(Excerpts from a figure dataset)
START

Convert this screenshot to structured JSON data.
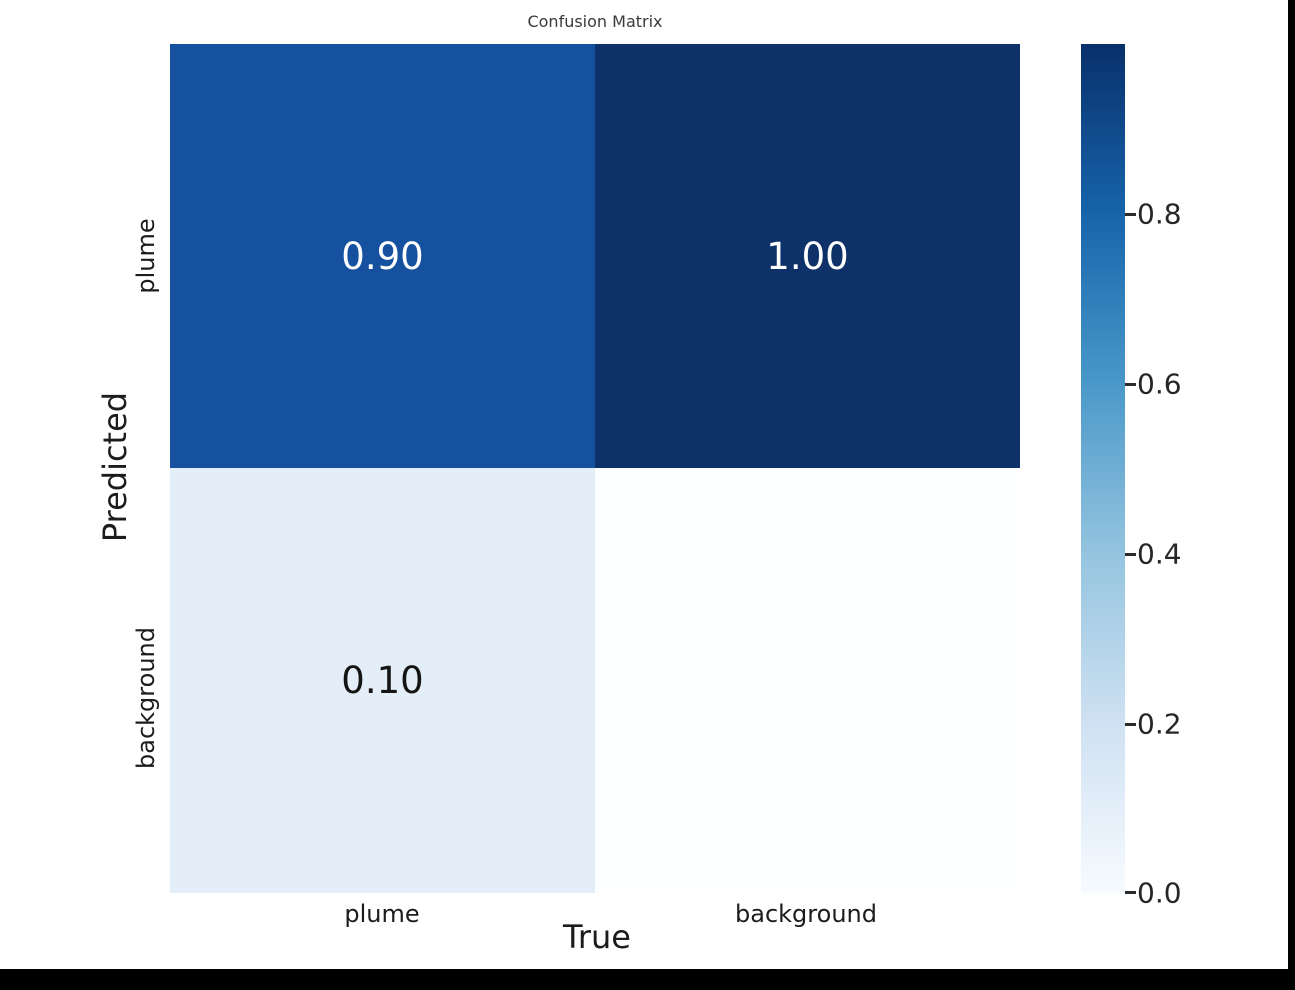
{
  "title": "Confusion Matrix",
  "x_axis": {
    "label": "True",
    "tick_labels": [
      "plume",
      "background"
    ]
  },
  "y_axis": {
    "label": "Predicted",
    "tick_labels": [
      "plume",
      "background"
    ]
  },
  "matrix": {
    "cells": [
      {
        "row": "plume",
        "col": "plume",
        "value": "0.90"
      },
      {
        "row": "plume",
        "col": "background",
        "value": "1.00"
      },
      {
        "row": "background",
        "col": "plume",
        "value": "0.10"
      },
      {
        "row": "background",
        "col": "background",
        "value": ""
      }
    ]
  },
  "colorbar": {
    "tick_labels": [
      "0.8",
      "0.6",
      "0.4",
      "0.2",
      "0.0"
    ],
    "colormap": "Blues",
    "min": 0.0,
    "max": 1.0
  },
  "colors": {
    "cell_plume_plume": "#15519e",
    "cell_plume_background": "#0e3169",
    "cell_background_plume": "#e4eef8",
    "cell_background_background": "#fdfeff",
    "colormap_high": "#08306b",
    "colormap_low": "#f7fbff",
    "title_text": "#3a3a3a",
    "tick_text": "#262626",
    "border_bars": "#000000"
  },
  "chart_data": {
    "type": "heatmap",
    "title": "Confusion Matrix",
    "xlabel": "True",
    "ylabel": "Predicted",
    "x_categories": [
      "plume",
      "background"
    ],
    "y_categories": [
      "plume",
      "background"
    ],
    "values": [
      [
        0.9,
        1.0
      ],
      [
        0.1,
        0.0
      ]
    ],
    "annotations": [
      [
        "0.90",
        "1.00"
      ],
      [
        "0.10",
        ""
      ]
    ],
    "colormap": "Blues",
    "colorbar_range": [
      0,
      1
    ],
    "colorbar_ticks": [
      0.0,
      0.2,
      0.4,
      0.6,
      0.8
    ],
    "legend_position": "right-colorbar",
    "grid": false
  }
}
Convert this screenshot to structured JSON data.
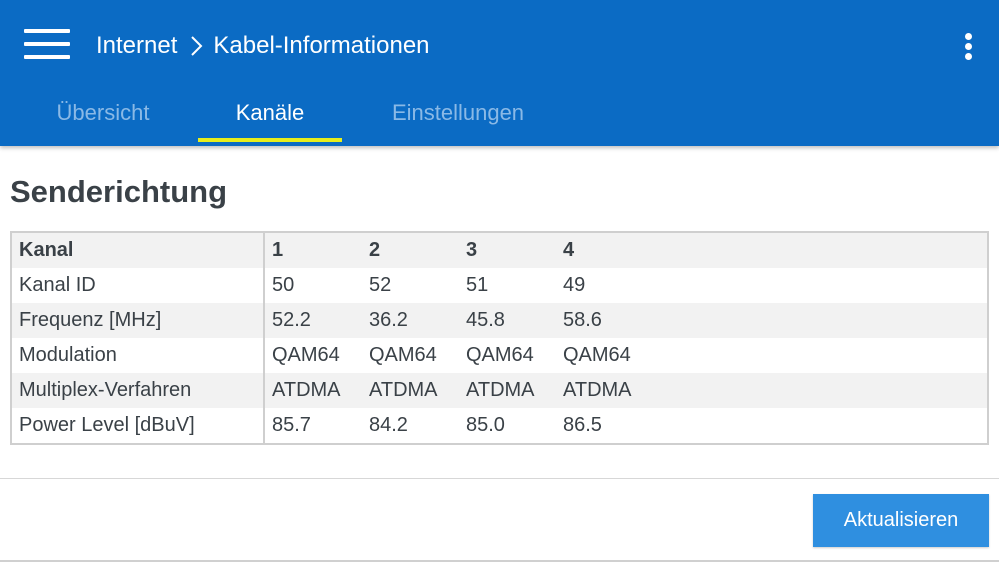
{
  "header": {
    "breadcrumb": [
      "Internet",
      "Kabel-Informationen"
    ],
    "menu_icon": "hamburger-menu-icon",
    "more_icon": "more-vertical-icon",
    "separator_icon": "chevron-right-icon"
  },
  "tabs": [
    {
      "label": "Übersicht",
      "active": false
    },
    {
      "label": "Kanäle",
      "active": true
    },
    {
      "label": "Einstellungen",
      "active": false
    }
  ],
  "section": {
    "title": "Senderichtung"
  },
  "table": {
    "header": [
      "Kanal",
      "1",
      "2",
      "3",
      "4"
    ],
    "rows": [
      [
        "Kanal ID",
        "50",
        "52",
        "51",
        "49"
      ],
      [
        "Frequenz [MHz]",
        "52.2",
        "36.2",
        "45.8",
        "58.6"
      ],
      [
        "Modulation",
        "QAM64",
        "QAM64",
        "QAM64",
        "QAM64"
      ],
      [
        "Multiplex-Verfahren",
        "ATDMA",
        "ATDMA",
        "ATDMA",
        "ATDMA"
      ],
      [
        "Power Level [dBuV]",
        "85.7",
        "84.2",
        "85.0",
        "86.5"
      ]
    ]
  },
  "actions": {
    "refresh_label": "Aktualisieren"
  },
  "colors": {
    "appbar": "#0b6bc4",
    "tab_indicator": "#e8ee1d",
    "button": "#2f8fe0"
  }
}
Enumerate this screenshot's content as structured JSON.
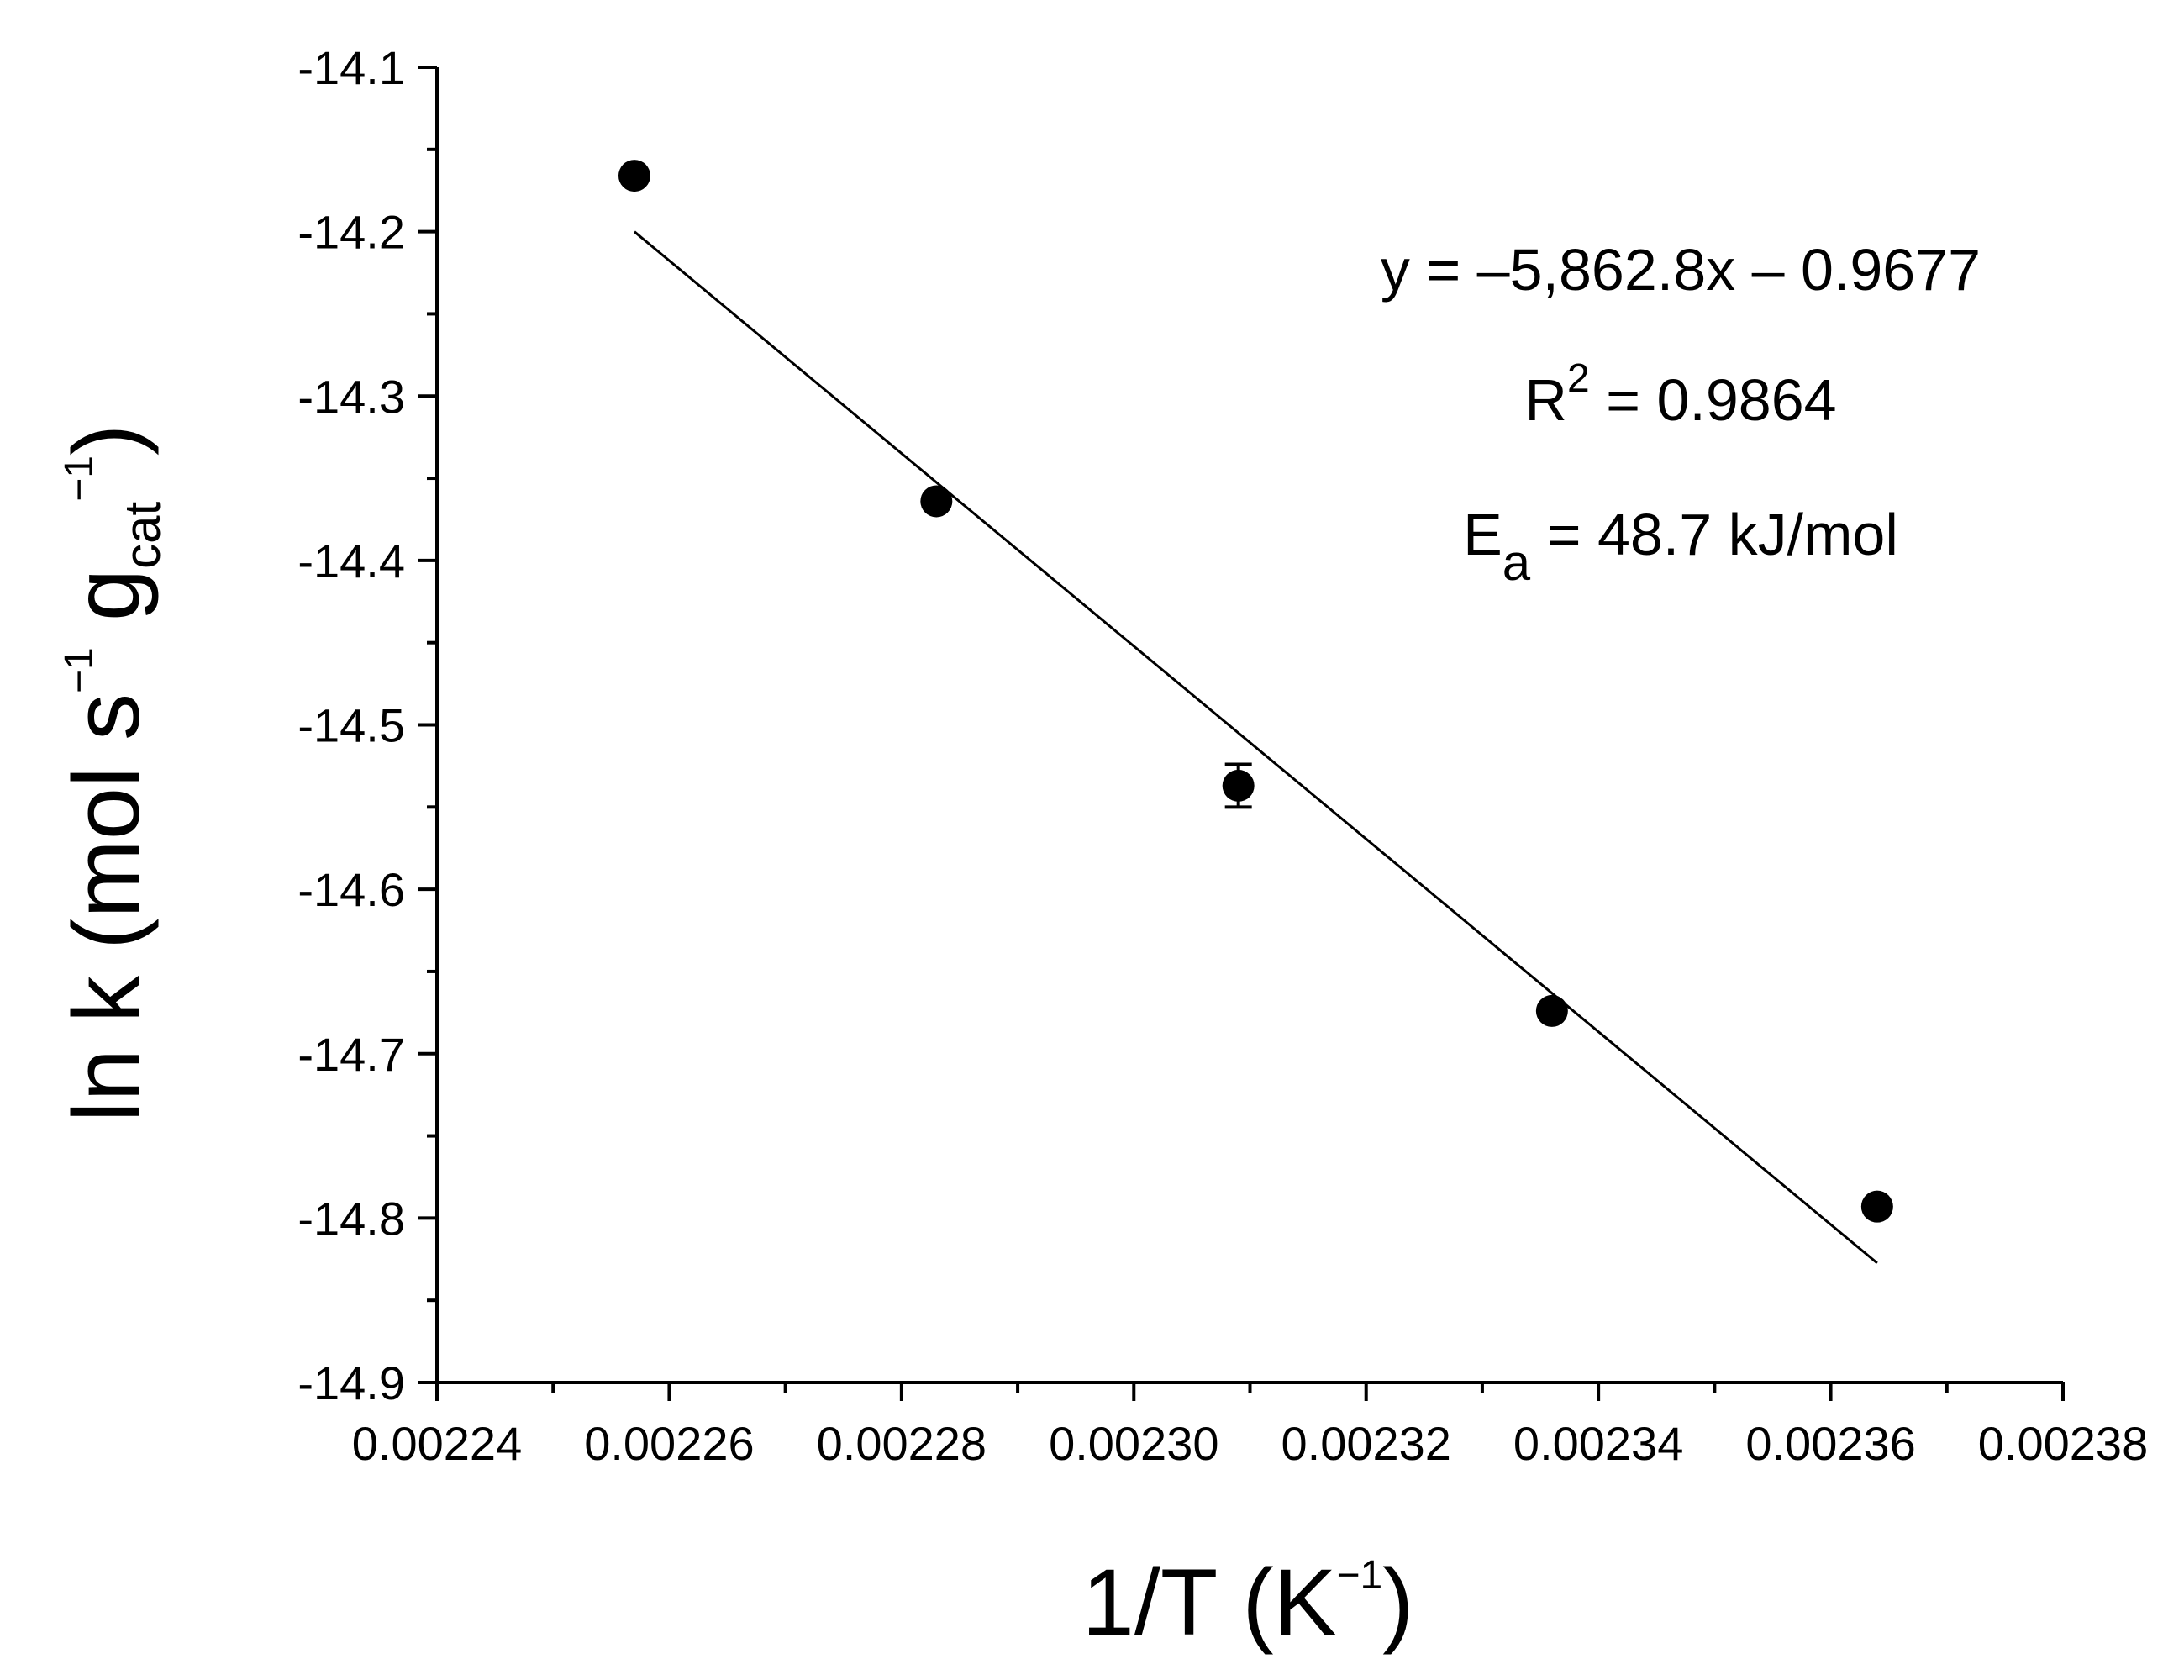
{
  "chart_data": {
    "type": "scatter",
    "xlabel": {
      "base": "1/T (K",
      "sup": "−1",
      "close": ")"
    },
    "ylabel": {
      "prefix": "ln k (mol s",
      "sup1": "−1",
      "mid": " g",
      "sub": "cat",
      "sup2": "−1",
      "close": ")"
    },
    "xlim": [
      0.00224,
      0.00238
    ],
    "ylim": [
      -14.9,
      -14.1
    ],
    "xticks": [
      "0.00224",
      "0.00226",
      "0.00228",
      "0.00230",
      "0.00232",
      "0.00234",
      "0.00236",
      "0.00238"
    ],
    "yticks": [
      "-14.1",
      "-14.2",
      "-14.3",
      "-14.4",
      "-14.5",
      "-14.6",
      "-14.7",
      "-14.8",
      "-14.9"
    ],
    "points": [
      {
        "x": 0.002257,
        "y": -14.166,
        "err": 0
      },
      {
        "x": 0.002283,
        "y": -14.364,
        "err": 0
      },
      {
        "x": 0.002309,
        "y": -14.537,
        "err": 0.013
      },
      {
        "x": 0.002336,
        "y": -14.674,
        "err": 0
      },
      {
        "x": 0.002364,
        "y": -14.793,
        "err": 0
      }
    ],
    "fit": {
      "slope": -5862.8,
      "intercept": -0.9677,
      "x_range": [
        0.002257,
        0.002364
      ]
    },
    "annotations": {
      "equation": "y = –5,862.8x – 0.9677",
      "r2_prefix": "R",
      "r2_sup": "2",
      "r2_value": " = 0.9864",
      "ea_prefix": "E",
      "ea_sub": "a",
      "ea_value": " = 48.7 kJ/mol"
    },
    "colors": {
      "points": "#000000",
      "line": "#000000",
      "axis": "#000000"
    },
    "grid": false,
    "legend": "none"
  }
}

END

Brief: Print all of the entries word for word. Skip any images they contain.

Response to this exercise:
Convert this screenshot to structured JSON data.
{
  "title": "Confusion Matrix",
  "x_axis": {
    "label": "True",
    "tick_labels": [
      "plume",
      "background"
    ]
  },
  "y_axis": {
    "label": "Predicted",
    "tick_labels": [
      "plume",
      "background"
    ]
  },
  "matrix": {
    "cells": [
      {
        "row": "plume",
        "col": "plume",
        "value": "0.90"
      },
      {
        "row": "plume",
        "col": "background",
        "value": "1.00"
      },
      {
        "row": "background",
        "col": "plume",
        "value": "0.10"
      },
      {
        "row": "background",
        "col": "background",
        "value": ""
      }
    ]
  },
  "colorbar": {
    "tick_labels": [
      "0.8",
      "0.6",
      "0.4",
      "0.2",
      "0.0"
    ],
    "colormap": "Blues",
    "min": 0.0,
    "max": 1.0
  },
  "colors": {
    "cell_plume_plume": "#15519e",
    "cell_plume_background": "#0e3169",
    "cell_background_plume": "#e4eef8",
    "cell_background_background": "#fdfeff",
    "colormap_high": "#08306b",
    "colormap_low": "#f7fbff",
    "title_text": "#3a3a3a",
    "tick_text": "#262626",
    "border_bars": "#000000"
  },
  "chart_data": {
    "type": "heatmap",
    "title": "Confusion Matrix",
    "xlabel": "True",
    "ylabel": "Predicted",
    "x_categories": [
      "plume",
      "background"
    ],
    "y_categories": [
      "plume",
      "background"
    ],
    "values": [
      [
        0.9,
        1.0
      ],
      [
        0.1,
        0.0
      ]
    ],
    "annotations": [
      [
        "0.90",
        "1.00"
      ],
      [
        "0.10",
        ""
      ]
    ],
    "colormap": "Blues",
    "colorbar_range": [
      0,
      1
    ],
    "colorbar_ticks": [
      0.0,
      0.2,
      0.4,
      0.6,
      0.8
    ],
    "legend_position": "right-colorbar",
    "grid": false
  }
}
Convert this screenshot to structured JSON data.
{
  "header": {
    "breadcrumb": [
      "Internet",
      "Kabel-Informationen"
    ],
    "menu_icon": "hamburger-menu-icon",
    "more_icon": "more-vertical-icon",
    "separator_icon": "chevron-right-icon"
  },
  "tabs": [
    {
      "label": "Übersicht",
      "active": false
    },
    {
      "label": "Kanäle",
      "active": true
    },
    {
      "label": "Einstellungen",
      "active": false
    }
  ],
  "section": {
    "title": "Senderichtung"
  },
  "table": {
    "header": [
      "Kanal",
      "1",
      "2",
      "3",
      "4"
    ],
    "rows": [
      [
        "Kanal ID",
        "50",
        "52",
        "51",
        "49"
      ],
      [
        "Frequenz [MHz]",
        "52.2",
        "36.2",
        "45.8",
        "58.6"
      ],
      [
        "Modulation",
        "QAM64",
        "QAM64",
        "QAM64",
        "QAM64"
      ],
      [
        "Multiplex-Verfahren",
        "ATDMA",
        "ATDMA",
        "ATDMA",
        "ATDMA"
      ],
      [
        "Power Level [dBuV]",
        "85.7",
        "84.2",
        "85.0",
        "86.5"
      ]
    ]
  },
  "actions": {
    "refresh_label": "Aktualisieren"
  },
  "colors": {
    "appbar": "#0b6bc4",
    "tab_indicator": "#e8ee1d",
    "button": "#2f8fe0"
  }
}
Enumerate this screenshot's content as structured JSON.
{
  "chart_data": {
    "type": "scatter",
    "xlabel": {
      "base": "1/T (K",
      "sup": "−1",
      "close": ")"
    },
    "ylabel": {
      "prefix": "ln k (mol s",
      "sup1": "−1",
      "mid": " g",
      "sub": "cat",
      "sup2": "−1",
      "close": ")"
    },
    "xlim": [
      0.00224,
      0.00238
    ],
    "ylim": [
      -14.9,
      -14.1
    ],
    "xticks": [
      "0.00224",
      "0.00226",
      "0.00228",
      "0.00230",
      "0.00232",
      "0.00234",
      "0.00236",
      "0.00238"
    ],
    "yticks": [
      "-14.1",
      "-14.2",
      "-14.3",
      "-14.4",
      "-14.5",
      "-14.6",
      "-14.7",
      "-14.8",
      "-14.9"
    ],
    "points": [
      {
        "x": 0.002257,
        "y": -14.166,
        "err": 0
      },
      {
        "x": 0.002283,
        "y": -14.364,
        "err": 0
      },
      {
        "x": 0.002309,
        "y": -14.537,
        "err": 0.013
      },
      {
        "x": 0.002336,
        "y": -14.674,
        "err": 0
      },
      {
        "x": 0.002364,
        "y": -14.793,
        "err": 0
      }
    ],
    "fit": {
      "slope": -5862.8,
      "intercept": -0.9677,
      "x_range": [
        0.002257,
        0.002364
      ]
    },
    "annotations": {
      "equation": "y = –5,862.8x – 0.9677",
      "r2_prefix": "R",
      "r2_sup": "2",
      "r2_value": " = 0.9864",
      "ea_prefix": "E",
      "ea_sub": "a",
      "ea_value": " = 48.7 kJ/mol"
    },
    "colors": {
      "points": "#000000",
      "line": "#000000",
      "axis": "#000000"
    },
    "grid": false,
    "legend": "none"
  }
}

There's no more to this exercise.